### Set task
Skip every image and restate the data word for word.

Data excerpts:
——————

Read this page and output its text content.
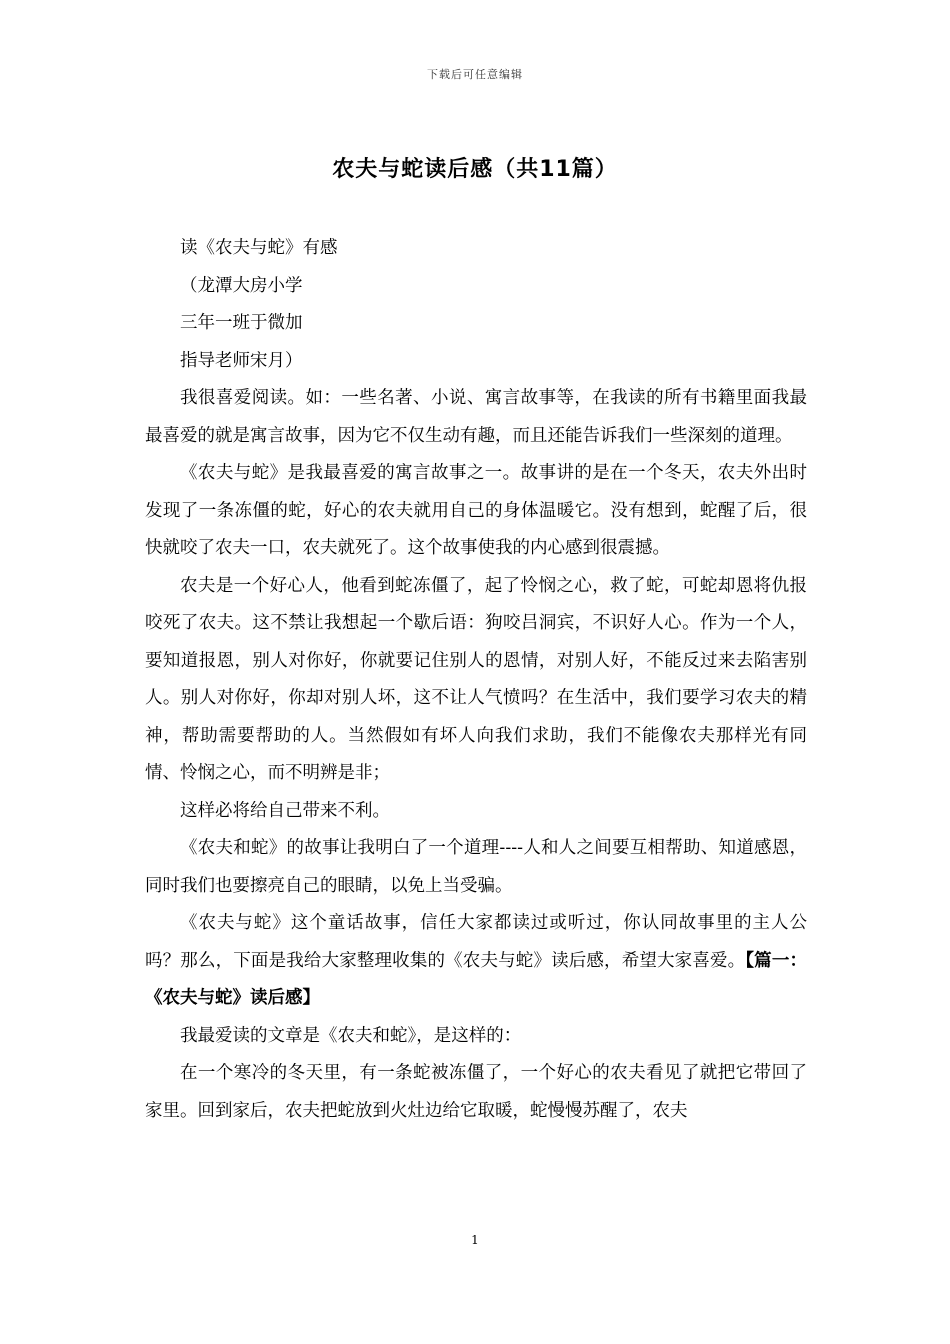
下载后可任意编辑
农夫与蛇读后感（共11篇）

读《农夫与蛇》有感

（龙潭大房小学

三年一班于微加

指导老师宋月）

我很喜爱阅读。如：一些名著、小说、寓言故事等，在我读的所有书籍里面我最最喜爱的就是寓言故事，因为它不仅生动有趣，而且还能告诉我们一些深刻的道理。

《农夫与蛇》是我最喜爱的寓言故事之一。故事讲的是在一个冬天，农夫外出时发现了一条冻僵的蛇，好心的农夫就用自己的身体温暖它。没有想到，蛇醒了后，很快就咬了农夫一口，农夫就死了。这个故事使我的内心感到很震撼。

农夫是一个好心人，他看到蛇冻僵了，起了怜悯之心，救了蛇，可蛇却恩将仇报咬死了农夫。这不禁让我想起一个歇后语：狗咬吕洞宾，不识好人心。作为一个人，要知道报恩，别人对你好，你就要记住别人的恩情，对别人好，不能反过来去陷害别人。别人对你好，你却对别人坏，这不让人气愤吗？在生活中，我们要学习农夫的精神，帮助需要帮助的人。当然假如有坏人向我们求助，我们不能像农夫那样光有同情、怜悯之心，而不明辨是非；

这样必将给自己带来不利。

《农夫和蛇》的故事让我明白了一个道理----人和人之间要互相帮助、知道感恩，同时我们也要擦亮自己的眼睛，以免上当受骗。

《农夫与蛇》这个童话故事，信任大家都读过或听过，你认同故事里的主人公吗？那么，下面是我给大家整理收集的《农夫与蛇》读后感，希望大家喜爱。【篇一：《农夫与蛇》读后感】

我最爱读的文章是《农夫和蛇》，是这样的：

在一个寒冷的冬天里，有一条蛇被冻僵了，一个好心的农夫看见了就把它带回了家里。回到家后，农夫把蛇放到火灶边给它取暖，蛇慢慢苏醒了，农夫

1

——————

### Right answer
Read this page and output its text content.
下载后可任意编辑
农夫与蛇读后感（共11篇）

读《农夫与蛇》有感

（龙潭大房小学

三年一班于微加

指导老师宋月）

我很喜爱阅读。如：一些名著、小说、寓言故事等，在我读的所有书籍里面我最最喜爱的就是寓言故事，因为它不仅生动有趣，而且还能告诉我们一些深刻的道理。

《农夫与蛇》是我最喜爱的寓言故事之一。故事讲的是在一个冬天，农夫外出时发现了一条冻僵的蛇，好心的农夫就用自己的身体温暖它。没有想到，蛇醒了后，很快就咬了农夫一口，农夫就死了。这个故事使我的内心感到很震撼。

农夫是一个好心人，他看到蛇冻僵了，起了怜悯之心，救了蛇，可蛇却恩将仇报咬死了农夫。这不禁让我想起一个歇后语：狗咬吕洞宾，不识好人心。作为一个人，要知道报恩，别人对你好，你就要记住别人的恩情，对别人好，不能反过来去陷害别人。别人对你好，你却对别人坏，这不让人气愤吗？在生活中，我们要学习农夫的精神，帮助需要帮助的人。当然假如有坏人向我们求助，我们不能像农夫那样光有同情、怜悯之心，而不明辨是非；

这样必将给自己带来不利。

《农夫和蛇》的故事让我明白了一个道理----人和人之间要互相帮助、知道感恩，同时我们也要擦亮自己的眼睛，以免上当受骗。

《农夫与蛇》这个童话故事，信任大家都读过或听过，你认同故事里的主人公吗？那么，下面是我给大家整理收集的《农夫与蛇》读后感，希望大家喜爱。【篇一：《农夫与蛇》读后感】

我最爱读的文章是《农夫和蛇》，是这样的：

在一个寒冷的冬天里，有一条蛇被冻僵了，一个好心的农夫看见了就把它带回了家里。回到家后，农夫把蛇放到火灶边给它取暖，蛇慢慢苏醒了，农夫

1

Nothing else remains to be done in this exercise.